WORK TO DO
Copy out the listing that follows, exact in every word, and skip the images.

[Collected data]
_ _ _ _

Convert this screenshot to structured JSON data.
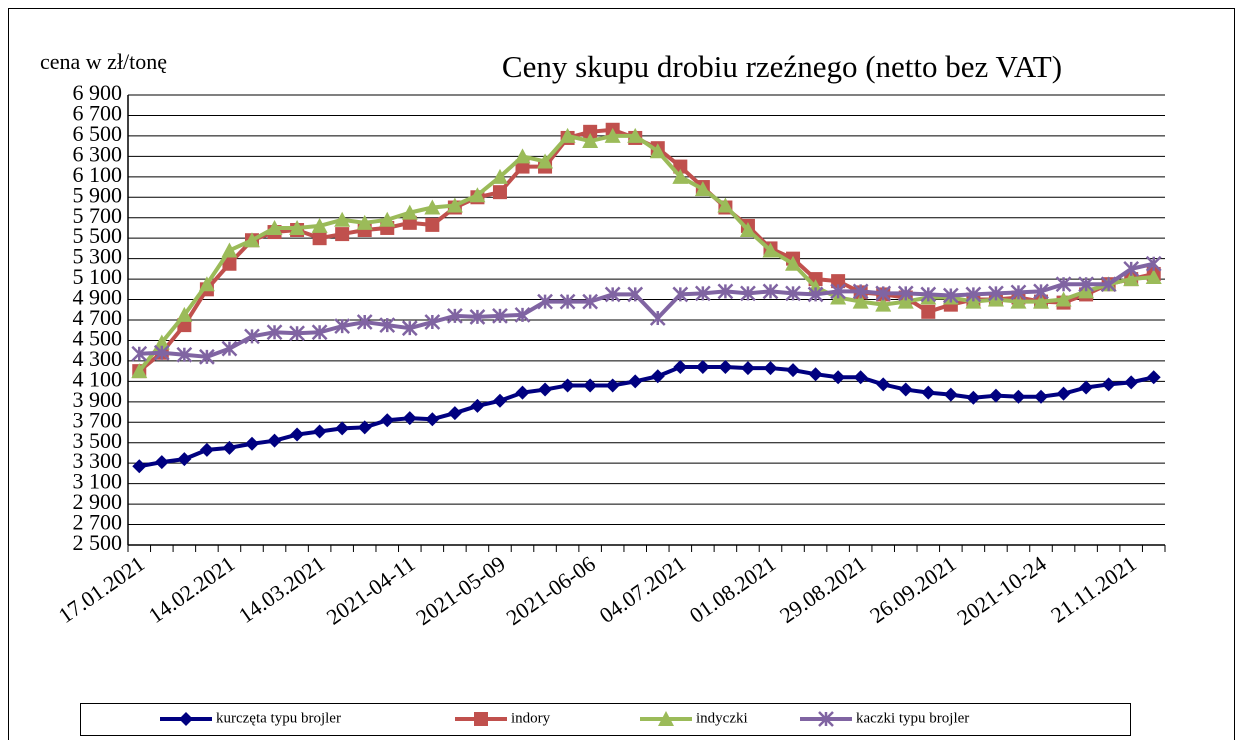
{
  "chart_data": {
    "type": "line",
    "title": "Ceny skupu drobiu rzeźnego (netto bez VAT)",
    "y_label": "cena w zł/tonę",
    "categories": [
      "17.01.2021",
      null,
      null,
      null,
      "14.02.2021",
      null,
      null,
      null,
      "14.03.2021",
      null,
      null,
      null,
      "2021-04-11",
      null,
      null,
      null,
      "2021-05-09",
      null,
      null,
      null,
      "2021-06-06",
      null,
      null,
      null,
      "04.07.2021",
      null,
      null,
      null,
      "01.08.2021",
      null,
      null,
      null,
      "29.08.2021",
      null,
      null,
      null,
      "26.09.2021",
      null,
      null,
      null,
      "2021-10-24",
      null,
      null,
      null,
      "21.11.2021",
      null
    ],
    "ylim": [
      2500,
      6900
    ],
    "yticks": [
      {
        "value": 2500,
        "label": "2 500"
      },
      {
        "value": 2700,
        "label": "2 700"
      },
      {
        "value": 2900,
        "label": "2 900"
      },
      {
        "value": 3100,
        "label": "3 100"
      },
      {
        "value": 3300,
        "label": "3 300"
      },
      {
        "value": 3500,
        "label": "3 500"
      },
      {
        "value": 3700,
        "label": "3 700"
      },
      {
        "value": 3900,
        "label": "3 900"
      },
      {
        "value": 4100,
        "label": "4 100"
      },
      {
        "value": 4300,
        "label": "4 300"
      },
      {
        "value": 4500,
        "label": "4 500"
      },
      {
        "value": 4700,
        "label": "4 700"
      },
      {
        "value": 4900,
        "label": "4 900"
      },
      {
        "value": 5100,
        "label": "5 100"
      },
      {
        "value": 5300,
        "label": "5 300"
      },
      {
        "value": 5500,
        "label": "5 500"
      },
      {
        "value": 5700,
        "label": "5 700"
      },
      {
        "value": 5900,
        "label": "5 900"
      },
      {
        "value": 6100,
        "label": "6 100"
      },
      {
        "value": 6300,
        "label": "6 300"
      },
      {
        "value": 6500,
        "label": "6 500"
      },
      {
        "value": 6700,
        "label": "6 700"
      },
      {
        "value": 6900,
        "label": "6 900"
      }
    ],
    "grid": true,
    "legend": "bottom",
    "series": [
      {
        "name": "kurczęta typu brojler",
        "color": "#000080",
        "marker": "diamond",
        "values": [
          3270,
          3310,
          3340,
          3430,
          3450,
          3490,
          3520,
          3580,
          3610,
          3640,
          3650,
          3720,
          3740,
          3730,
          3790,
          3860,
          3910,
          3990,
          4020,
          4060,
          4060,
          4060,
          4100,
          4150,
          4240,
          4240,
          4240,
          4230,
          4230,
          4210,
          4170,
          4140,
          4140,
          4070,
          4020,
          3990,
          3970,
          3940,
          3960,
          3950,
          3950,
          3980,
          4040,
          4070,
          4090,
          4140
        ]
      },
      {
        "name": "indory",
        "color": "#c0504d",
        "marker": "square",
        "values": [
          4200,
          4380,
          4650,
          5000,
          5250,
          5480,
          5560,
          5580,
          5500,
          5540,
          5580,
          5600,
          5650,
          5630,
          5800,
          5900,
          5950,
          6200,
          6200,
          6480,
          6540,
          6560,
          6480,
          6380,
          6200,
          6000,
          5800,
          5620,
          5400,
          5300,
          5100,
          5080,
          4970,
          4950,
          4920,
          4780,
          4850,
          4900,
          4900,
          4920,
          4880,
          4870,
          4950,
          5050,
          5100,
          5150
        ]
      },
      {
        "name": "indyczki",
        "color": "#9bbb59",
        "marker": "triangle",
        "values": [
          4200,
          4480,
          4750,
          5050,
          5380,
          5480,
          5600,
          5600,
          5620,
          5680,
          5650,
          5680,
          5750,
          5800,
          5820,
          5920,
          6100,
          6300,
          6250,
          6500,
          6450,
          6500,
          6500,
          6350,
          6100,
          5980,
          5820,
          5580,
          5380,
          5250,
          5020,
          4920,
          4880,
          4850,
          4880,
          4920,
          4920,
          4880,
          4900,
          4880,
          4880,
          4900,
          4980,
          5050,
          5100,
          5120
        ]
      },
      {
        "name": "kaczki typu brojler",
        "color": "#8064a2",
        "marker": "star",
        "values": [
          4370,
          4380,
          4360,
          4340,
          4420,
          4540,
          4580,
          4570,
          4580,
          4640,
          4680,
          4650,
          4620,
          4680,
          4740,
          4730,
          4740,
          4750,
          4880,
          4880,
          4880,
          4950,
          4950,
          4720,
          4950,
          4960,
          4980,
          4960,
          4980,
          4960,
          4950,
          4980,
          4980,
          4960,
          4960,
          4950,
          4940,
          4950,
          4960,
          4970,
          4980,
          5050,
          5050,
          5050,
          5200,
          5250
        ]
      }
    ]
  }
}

_ _ _ _

COMPLETE ANSWER
Convert this screenshot to structured JSON data.
{
  "chart_data": {
    "type": "line",
    "title": "Ceny skupu drobiu rzeźnego (netto bez VAT)",
    "y_label": "cena w zł/tonę",
    "categories": [
      "17.01.2021",
      null,
      null,
      null,
      "14.02.2021",
      null,
      null,
      null,
      "14.03.2021",
      null,
      null,
      null,
      "2021-04-11",
      null,
      null,
      null,
      "2021-05-09",
      null,
      null,
      null,
      "2021-06-06",
      null,
      null,
      null,
      "04.07.2021",
      null,
      null,
      null,
      "01.08.2021",
      null,
      null,
      null,
      "29.08.2021",
      null,
      null,
      null,
      "26.09.2021",
      null,
      null,
      null,
      "2021-10-24",
      null,
      null,
      null,
      "21.11.2021",
      null
    ],
    "ylim": [
      2500,
      6900
    ],
    "yticks": [
      {
        "value": 2500,
        "label": "2 500"
      },
      {
        "value": 2700,
        "label": "2 700"
      },
      {
        "value": 2900,
        "label": "2 900"
      },
      {
        "value": 3100,
        "label": "3 100"
      },
      {
        "value": 3300,
        "label": "3 300"
      },
      {
        "value": 3500,
        "label": "3 500"
      },
      {
        "value": 3700,
        "label": "3 700"
      },
      {
        "value": 3900,
        "label": "3 900"
      },
      {
        "value": 4100,
        "label": "4 100"
      },
      {
        "value": 4300,
        "label": "4 300"
      },
      {
        "value": 4500,
        "label": "4 500"
      },
      {
        "value": 4700,
        "label": "4 700"
      },
      {
        "value": 4900,
        "label": "4 900"
      },
      {
        "value": 5100,
        "label": "5 100"
      },
      {
        "value": 5300,
        "label": "5 300"
      },
      {
        "value": 5500,
        "label": "5 500"
      },
      {
        "value": 5700,
        "label": "5 700"
      },
      {
        "value": 5900,
        "label": "5 900"
      },
      {
        "value": 6100,
        "label": "6 100"
      },
      {
        "value": 6300,
        "label": "6 300"
      },
      {
        "value": 6500,
        "label": "6 500"
      },
      {
        "value": 6700,
        "label": "6 700"
      },
      {
        "value": 6900,
        "label": "6 900"
      }
    ],
    "grid": true,
    "legend": "bottom",
    "series": [
      {
        "name": "kurczęta typu brojler",
        "color": "#000080",
        "marker": "diamond",
        "values": [
          3270,
          3310,
          3340,
          3430,
          3450,
          3490,
          3520,
          3580,
          3610,
          3640,
          3650,
          3720,
          3740,
          3730,
          3790,
          3860,
          3910,
          3990,
          4020,
          4060,
          4060,
          4060,
          4100,
          4150,
          4240,
          4240,
          4240,
          4230,
          4230,
          4210,
          4170,
          4140,
          4140,
          4070,
          4020,
          3990,
          3970,
          3940,
          3960,
          3950,
          3950,
          3980,
          4040,
          4070,
          4090,
          4140
        ]
      },
      {
        "name": "indory",
        "color": "#c0504d",
        "marker": "square",
        "values": [
          4200,
          4380,
          4650,
          5000,
          5250,
          5480,
          5560,
          5580,
          5500,
          5540,
          5580,
          5600,
          5650,
          5630,
          5800,
          5900,
          5950,
          6200,
          6200,
          6480,
          6540,
          6560,
          6480,
          6380,
          6200,
          6000,
          5800,
          5620,
          5400,
          5300,
          5100,
          5080,
          4970,
          4950,
          4920,
          4780,
          4850,
          4900,
          4900,
          4920,
          4880,
          4870,
          4950,
          5050,
          5100,
          5150
        ]
      },
      {
        "name": "indyczki",
        "color": "#9bbb59",
        "marker": "triangle",
        "values": [
          4200,
          4480,
          4750,
          5050,
          5380,
          5480,
          5600,
          5600,
          5620,
          5680,
          5650,
          5680,
          5750,
          5800,
          5820,
          5920,
          6100,
          6300,
          6250,
          6500,
          6450,
          6500,
          6500,
          6350,
          6100,
          5980,
          5820,
          5580,
          5380,
          5250,
          5020,
          4920,
          4880,
          4850,
          4880,
          4920,
          4920,
          4880,
          4900,
          4880,
          4880,
          4900,
          4980,
          5050,
          5100,
          5120
        ]
      },
      {
        "name": "kaczki typu brojler",
        "color": "#8064a2",
        "marker": "star",
        "values": [
          4370,
          4380,
          4360,
          4340,
          4420,
          4540,
          4580,
          4570,
          4580,
          4640,
          4680,
          4650,
          4620,
          4680,
          4740,
          4730,
          4740,
          4750,
          4880,
          4880,
          4880,
          4950,
          4950,
          4720,
          4950,
          4960,
          4980,
          4960,
          4980,
          4960,
          4950,
          4980,
          4980,
          4960,
          4960,
          4950,
          4940,
          4950,
          4960,
          4970,
          4980,
          5050,
          5050,
          5050,
          5200,
          5250
        ]
      }
    ]
  }
}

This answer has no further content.